== Exercise ==
Each line should be copied exactly.

== Supplied data ==
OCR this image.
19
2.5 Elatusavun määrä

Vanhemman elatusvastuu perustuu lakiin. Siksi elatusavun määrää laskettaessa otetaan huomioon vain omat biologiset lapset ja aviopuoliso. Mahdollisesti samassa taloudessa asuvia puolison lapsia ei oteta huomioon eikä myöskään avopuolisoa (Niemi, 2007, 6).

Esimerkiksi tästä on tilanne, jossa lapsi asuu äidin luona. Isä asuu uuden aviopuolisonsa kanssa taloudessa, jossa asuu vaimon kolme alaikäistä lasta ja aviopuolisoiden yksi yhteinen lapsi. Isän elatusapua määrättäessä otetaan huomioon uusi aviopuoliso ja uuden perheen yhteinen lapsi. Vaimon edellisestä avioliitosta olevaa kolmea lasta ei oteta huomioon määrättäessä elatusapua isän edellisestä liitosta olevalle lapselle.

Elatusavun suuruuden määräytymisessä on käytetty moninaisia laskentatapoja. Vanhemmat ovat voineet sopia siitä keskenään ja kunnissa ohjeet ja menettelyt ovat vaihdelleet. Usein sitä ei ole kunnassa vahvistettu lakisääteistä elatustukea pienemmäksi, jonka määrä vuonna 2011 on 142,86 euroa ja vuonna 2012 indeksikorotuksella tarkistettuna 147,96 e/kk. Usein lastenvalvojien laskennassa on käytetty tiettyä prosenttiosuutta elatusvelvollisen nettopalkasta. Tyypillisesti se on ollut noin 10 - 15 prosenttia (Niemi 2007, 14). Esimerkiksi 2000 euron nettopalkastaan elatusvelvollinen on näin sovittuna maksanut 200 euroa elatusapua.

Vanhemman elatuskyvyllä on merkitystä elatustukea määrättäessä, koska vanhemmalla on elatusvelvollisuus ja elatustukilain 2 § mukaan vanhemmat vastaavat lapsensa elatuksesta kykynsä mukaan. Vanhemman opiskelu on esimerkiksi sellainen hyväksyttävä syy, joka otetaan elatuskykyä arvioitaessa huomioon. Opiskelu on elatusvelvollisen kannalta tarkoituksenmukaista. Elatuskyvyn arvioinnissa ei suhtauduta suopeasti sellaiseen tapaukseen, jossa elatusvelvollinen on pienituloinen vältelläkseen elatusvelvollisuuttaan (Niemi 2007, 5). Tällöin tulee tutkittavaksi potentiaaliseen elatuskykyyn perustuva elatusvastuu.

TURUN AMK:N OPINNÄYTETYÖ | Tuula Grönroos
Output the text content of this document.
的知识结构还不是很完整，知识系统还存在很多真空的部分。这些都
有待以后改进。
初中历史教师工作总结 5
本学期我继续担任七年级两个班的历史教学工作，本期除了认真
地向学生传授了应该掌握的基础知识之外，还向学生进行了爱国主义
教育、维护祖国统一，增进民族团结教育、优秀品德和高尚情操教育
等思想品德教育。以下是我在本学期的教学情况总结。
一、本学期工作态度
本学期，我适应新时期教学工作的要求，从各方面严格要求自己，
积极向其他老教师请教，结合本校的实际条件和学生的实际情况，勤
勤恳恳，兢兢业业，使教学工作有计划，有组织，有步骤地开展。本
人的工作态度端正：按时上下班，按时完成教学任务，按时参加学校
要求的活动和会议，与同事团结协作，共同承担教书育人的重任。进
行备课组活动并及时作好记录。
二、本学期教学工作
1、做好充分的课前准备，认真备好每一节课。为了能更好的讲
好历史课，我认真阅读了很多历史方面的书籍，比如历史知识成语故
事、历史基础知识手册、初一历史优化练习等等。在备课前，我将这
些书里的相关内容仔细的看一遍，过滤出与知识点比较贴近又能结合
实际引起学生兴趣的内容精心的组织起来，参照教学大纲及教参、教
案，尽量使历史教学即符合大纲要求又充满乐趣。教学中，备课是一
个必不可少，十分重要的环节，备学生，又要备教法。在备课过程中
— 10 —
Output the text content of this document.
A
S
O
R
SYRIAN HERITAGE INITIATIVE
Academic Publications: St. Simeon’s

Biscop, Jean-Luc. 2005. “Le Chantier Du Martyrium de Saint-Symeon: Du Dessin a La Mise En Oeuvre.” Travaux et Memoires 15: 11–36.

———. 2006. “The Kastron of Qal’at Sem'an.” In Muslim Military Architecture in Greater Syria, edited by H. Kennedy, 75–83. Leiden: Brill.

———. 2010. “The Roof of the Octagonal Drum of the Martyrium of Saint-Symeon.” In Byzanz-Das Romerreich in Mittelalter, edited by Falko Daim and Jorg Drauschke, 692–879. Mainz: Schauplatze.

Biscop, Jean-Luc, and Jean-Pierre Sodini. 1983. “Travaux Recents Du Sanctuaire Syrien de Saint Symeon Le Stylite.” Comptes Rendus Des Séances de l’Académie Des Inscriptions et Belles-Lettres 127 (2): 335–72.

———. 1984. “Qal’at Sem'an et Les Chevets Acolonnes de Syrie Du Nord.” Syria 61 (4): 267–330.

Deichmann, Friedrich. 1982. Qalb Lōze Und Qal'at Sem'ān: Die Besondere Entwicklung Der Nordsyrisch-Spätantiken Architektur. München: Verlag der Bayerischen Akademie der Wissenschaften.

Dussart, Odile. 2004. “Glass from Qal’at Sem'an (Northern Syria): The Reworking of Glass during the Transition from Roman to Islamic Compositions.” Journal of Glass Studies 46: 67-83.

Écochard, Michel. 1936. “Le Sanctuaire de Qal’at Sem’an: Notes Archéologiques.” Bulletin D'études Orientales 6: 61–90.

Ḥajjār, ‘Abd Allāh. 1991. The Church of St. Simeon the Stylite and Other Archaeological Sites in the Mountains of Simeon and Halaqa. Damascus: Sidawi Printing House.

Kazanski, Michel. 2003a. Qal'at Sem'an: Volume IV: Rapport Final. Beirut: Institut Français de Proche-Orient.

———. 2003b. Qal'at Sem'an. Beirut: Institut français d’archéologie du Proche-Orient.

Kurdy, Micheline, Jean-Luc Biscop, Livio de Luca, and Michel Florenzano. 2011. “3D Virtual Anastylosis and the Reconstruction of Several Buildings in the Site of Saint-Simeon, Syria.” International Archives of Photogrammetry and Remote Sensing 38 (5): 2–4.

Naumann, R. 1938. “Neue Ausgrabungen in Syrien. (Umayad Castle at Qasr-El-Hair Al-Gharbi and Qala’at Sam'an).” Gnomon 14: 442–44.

== Solution for this exercise ==
OCR this image.
19
2.5 Elatusavun määrä

Vanhemman elatusvastuu perustuu lakiin. Siksi elatusavun määrää laskettaessa otetaan huomioon vain omat biologiset lapset ja aviopuoliso. Mahdollisesti samassa taloudessa asuvia puolison lapsia ei oteta huomioon eikä myöskään avopuolisoa (Niemi, 2007, 6).

Esimerkiksi tästä on tilanne, jossa lapsi asuu äidin luona. Isä asuu uuden aviopuolisonsa kanssa taloudessa, jossa asuu vaimon kolme alaikäistä lasta ja aviopuolisoiden yksi yhteinen lapsi. Isän elatusapua määrättäessä otetaan huomioon uusi aviopuoliso ja uuden perheen yhteinen lapsi. Vaimon edellisestä avioliitosta olevaa kolmea lasta ei oteta huomioon määrättäessä elatusapua isän edellisestä liitosta olevalle lapselle.

Elatusavun suuruuden määräytymisessä on käytetty moninaisia laskentatapoja. Vanhemmat ovat voineet sopia siitä keskenään ja kunnissa ohjeet ja menettelyt ovat vaihdelleet. Usein sitä ei ole kunnassa vahvistettu lakisääteistä elatustukea pienemmäksi, jonka määrä vuonna 2011 on 142,86 euroa ja vuonna 2012 indeksikorotuksella tarkistettuna 147,96 e/kk. Usein lastenvalvojien laskennassa on käytetty tiettyä prosenttiosuutta elatusvelvollisen nettopalkasta. Tyypillisesti se on ollut noin 10 - 15 prosenttia (Niemi 2007, 14). Esimerkiksi 2000 euron nettopalkastaan elatusvelvollinen on näin sovittuna maksanut 200 euroa elatusapua.

Vanhemman elatuskyvyllä on merkitystä elatustukea määrättäessä, koska vanhemmalla on elatusvelvollisuus ja elatustukilain 2 § mukaan vanhemmat vastaavat lapsensa elatuksesta kykynsä mukaan. Vanhemman opiskelu on esimerkiksi sellainen hyväksyttävä syy, joka otetaan elatuskykyä arvioitaessa huomioon. Opiskelu on elatusvelvollisen kannalta tarkoituksenmukaista. Elatuskyvyn arvioinnissa ei suhtauduta suopeasti sellaiseen tapaukseen, jossa elatusvelvollinen on pienituloinen vältelläkseen elatusvelvollisuuttaan (Niemi 2007, 5). Tällöin tulee tutkittavaksi potentiaaliseen elatuskykyyn perustuva elatusvastuu.

TURUN AMK:N OPINNÄYTETYÖ | Tuula Grönroos
Output the text content of this document.
的知识结构还不是很完整，知识系统还存在很多真空的部分。这些都
有待以后改进。
初中历史教师工作总结 5
本学期我继续担任七年级两个班的历史教学工作，本期除了认真
地向学生传授了应该掌握的基础知识之外，还向学生进行了爱国主义
教育、维护祖国统一，增进民族团结教育、优秀品德和高尚情操教育
等思想品德教育。以下是我在本学期的教学情况总结。
一、本学期工作态度
本学期，我适应新时期教学工作的要求，从各方面严格要求自己，
积极向其他老教师请教，结合本校的实际条件和学生的实际情况，勤
勤恳恳，兢兢业业，使教学工作有计划，有组织，有步骤地开展。本
人的工作态度端正：按时上下班，按时完成教学任务，按时参加学校
要求的活动和会议，与同事团结协作，共同承担教书育人的重任。进
行备课组活动并及时作好记录。
二、本学期教学工作
1、做好充分的课前准备，认真备好每一节课。为了能更好的讲
好历史课，我认真阅读了很多历史方面的书籍，比如历史知识成语故
事、历史基础知识手册、初一历史优化练习等等。在备课前，我将这
些书里的相关内容仔细的看一遍，过滤出与知识点比较贴近又能结合
实际引起学生兴趣的内容精心的组织起来，参照教学大纲及教参、教
案，尽量使历史教学即符合大纲要求又充满乐趣。教学中，备课是一
个必不可少，十分重要的环节，备学生，又要备教法。在备课过程中
— 10 —
Output the text content of this document.
A
S
O
R
SYRIAN HERITAGE INITIATIVE
Academic Publications: St. Simeon’s

Biscop, Jean-Luc. 2005. “Le Chantier Du Martyrium de Saint-Symeon: Du Dessin a La Mise En Oeuvre.” Travaux et Memoires 15: 11–36.

———. 2006. “The Kastron of Qal’at Sem'an.” In Muslim Military Architecture in Greater Syria, edited by H. Kennedy, 75–83. Leiden: Brill.

———. 2010. “The Roof of the Octagonal Drum of the Martyrium of Saint-Symeon.” In Byzanz-Das Romerreich in Mittelalter, edited by Falko Daim and Jorg Drauschke, 692–879. Mainz: Schauplatze.

Biscop, Jean-Luc, and Jean-Pierre Sodini. 1983. “Travaux Recents Du Sanctuaire Syrien de Saint Symeon Le Stylite.” Comptes Rendus Des Séances de l’Académie Des Inscriptions et Belles-Lettres 127 (2): 335–72.

———. 1984. “Qal’at Sem'an et Les Chevets Acolonnes de Syrie Du Nord.” Syria 61 (4): 267–330.

Deichmann, Friedrich. 1982. Qalb Lōze Und Qal'at Sem'ān: Die Besondere Entwicklung Der Nordsyrisch-Spätantiken Architektur. München: Verlag der Bayerischen Akademie der Wissenschaften.

Dussart, Odile. 2004. “Glass from Qal’at Sem'an (Northern Syria): The Reworking of Glass during the Transition from Roman to Islamic Compositions.” Journal of Glass Studies 46: 67-83.

Écochard, Michel. 1936. “Le Sanctuaire de Qal’at Sem’an: Notes Archéologiques.” Bulletin D'études Orientales 6: 61–90.

Ḥajjār, ‘Abd Allāh. 1991. The Church of St. Simeon the Stylite and Other Archaeological Sites in the Mountains of Simeon and Halaqa. Damascus: Sidawi Printing House.

Kazanski, Michel. 2003a. Qal'at Sem'an: Volume IV: Rapport Final. Beirut: Institut Français de Proche-Orient.

———. 2003b. Qal'at Sem'an. Beirut: Institut français d’archéologie du Proche-Orient.

Kurdy, Micheline, Jean-Luc Biscop, Livio de Luca, and Michel Florenzano. 2011. “3D Virtual Anastylosis and the Reconstruction of Several Buildings in the Site of Saint-Simeon, Syria.” International Archives of Photogrammetry and Remote Sensing 38 (5): 2–4.

Naumann, R. 1938. “Neue Ausgrabungen in Syrien. (Umayad Castle at Qasr-El-Hair Al-Gharbi and Qala’at Sam'an).” Gnomon 14: 442–44.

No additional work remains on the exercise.